■ **Task brief**: Scan the listing below. Report each line that includes "nous".

■ **Exercise inputs**:
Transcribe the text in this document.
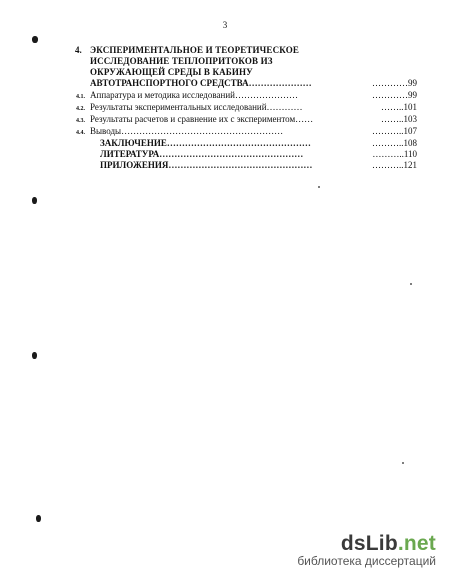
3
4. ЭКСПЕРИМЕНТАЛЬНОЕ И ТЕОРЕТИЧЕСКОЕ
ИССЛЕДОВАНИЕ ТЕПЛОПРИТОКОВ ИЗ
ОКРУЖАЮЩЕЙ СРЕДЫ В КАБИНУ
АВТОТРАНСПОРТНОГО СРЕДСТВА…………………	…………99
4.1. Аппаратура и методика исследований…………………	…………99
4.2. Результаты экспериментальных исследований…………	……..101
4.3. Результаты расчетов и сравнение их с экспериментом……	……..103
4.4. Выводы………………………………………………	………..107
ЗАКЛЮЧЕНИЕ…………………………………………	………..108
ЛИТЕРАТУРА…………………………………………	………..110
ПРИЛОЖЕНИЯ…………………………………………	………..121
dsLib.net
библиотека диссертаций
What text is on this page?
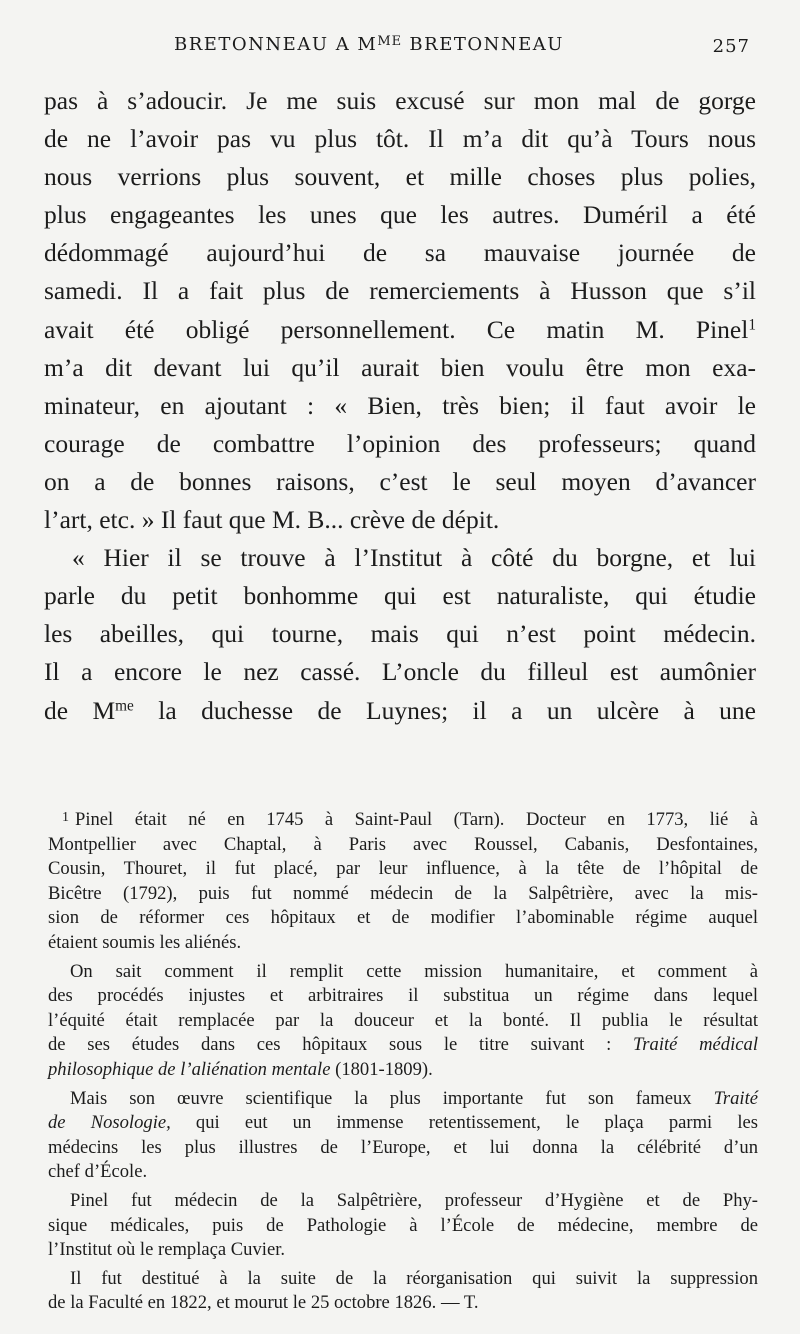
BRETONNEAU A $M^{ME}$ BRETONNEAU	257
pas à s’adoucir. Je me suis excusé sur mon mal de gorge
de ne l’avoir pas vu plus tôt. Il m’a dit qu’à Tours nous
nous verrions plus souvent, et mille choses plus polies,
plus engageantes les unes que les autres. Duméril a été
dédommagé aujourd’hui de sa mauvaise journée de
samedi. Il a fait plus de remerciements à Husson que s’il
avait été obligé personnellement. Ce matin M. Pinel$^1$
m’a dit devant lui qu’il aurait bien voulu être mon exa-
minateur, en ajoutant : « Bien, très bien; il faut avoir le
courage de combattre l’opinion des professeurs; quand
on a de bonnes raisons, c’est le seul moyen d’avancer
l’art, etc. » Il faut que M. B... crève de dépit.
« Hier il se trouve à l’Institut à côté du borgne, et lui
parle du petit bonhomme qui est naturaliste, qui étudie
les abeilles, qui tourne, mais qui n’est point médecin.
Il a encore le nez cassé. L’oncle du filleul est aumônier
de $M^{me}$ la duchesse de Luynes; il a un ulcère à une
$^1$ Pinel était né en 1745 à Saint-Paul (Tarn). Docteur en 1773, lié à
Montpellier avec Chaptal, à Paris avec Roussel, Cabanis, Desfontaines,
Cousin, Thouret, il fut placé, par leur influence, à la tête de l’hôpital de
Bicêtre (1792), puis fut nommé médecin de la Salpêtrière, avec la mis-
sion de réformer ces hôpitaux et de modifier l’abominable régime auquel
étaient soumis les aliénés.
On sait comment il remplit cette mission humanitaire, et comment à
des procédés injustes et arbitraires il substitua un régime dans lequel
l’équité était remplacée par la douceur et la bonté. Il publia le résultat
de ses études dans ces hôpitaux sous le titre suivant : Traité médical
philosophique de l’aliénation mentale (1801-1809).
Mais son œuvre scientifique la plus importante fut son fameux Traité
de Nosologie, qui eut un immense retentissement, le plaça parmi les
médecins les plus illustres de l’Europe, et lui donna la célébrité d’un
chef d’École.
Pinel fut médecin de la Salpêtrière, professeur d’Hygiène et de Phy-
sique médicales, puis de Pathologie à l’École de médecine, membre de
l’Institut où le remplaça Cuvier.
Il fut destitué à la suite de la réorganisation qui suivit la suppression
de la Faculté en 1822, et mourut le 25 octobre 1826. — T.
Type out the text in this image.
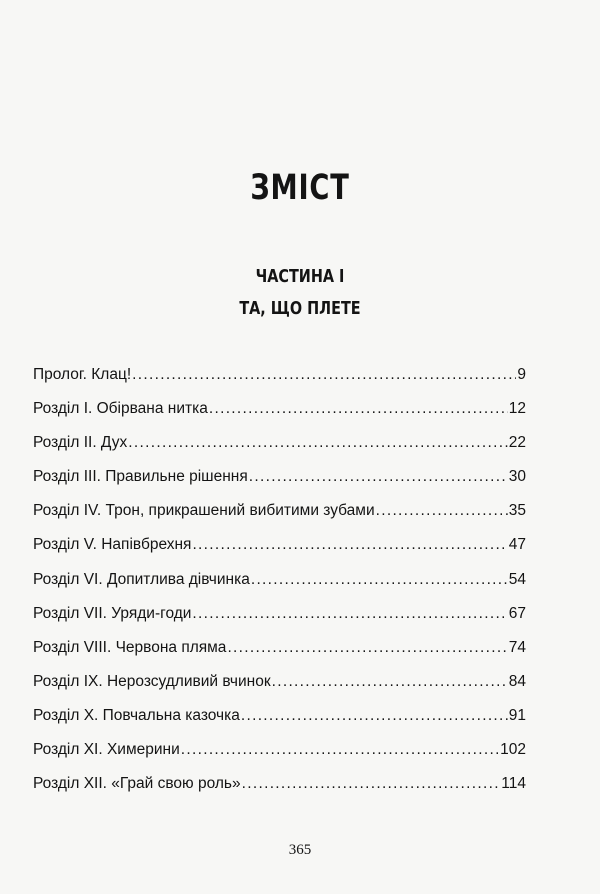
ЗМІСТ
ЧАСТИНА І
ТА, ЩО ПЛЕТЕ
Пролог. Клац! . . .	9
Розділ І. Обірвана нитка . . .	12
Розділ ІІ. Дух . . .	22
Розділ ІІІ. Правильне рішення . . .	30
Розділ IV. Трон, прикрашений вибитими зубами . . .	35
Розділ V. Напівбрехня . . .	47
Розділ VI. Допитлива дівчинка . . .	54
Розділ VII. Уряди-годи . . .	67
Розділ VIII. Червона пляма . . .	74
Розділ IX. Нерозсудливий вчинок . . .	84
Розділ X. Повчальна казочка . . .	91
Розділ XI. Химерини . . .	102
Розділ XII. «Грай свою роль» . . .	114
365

■ **Full response**:
de ne l’avoir pas vu plus tôt. Il m’a dit qu’à Tours nous
nous verrions plus souvent, et mille choses plus polies,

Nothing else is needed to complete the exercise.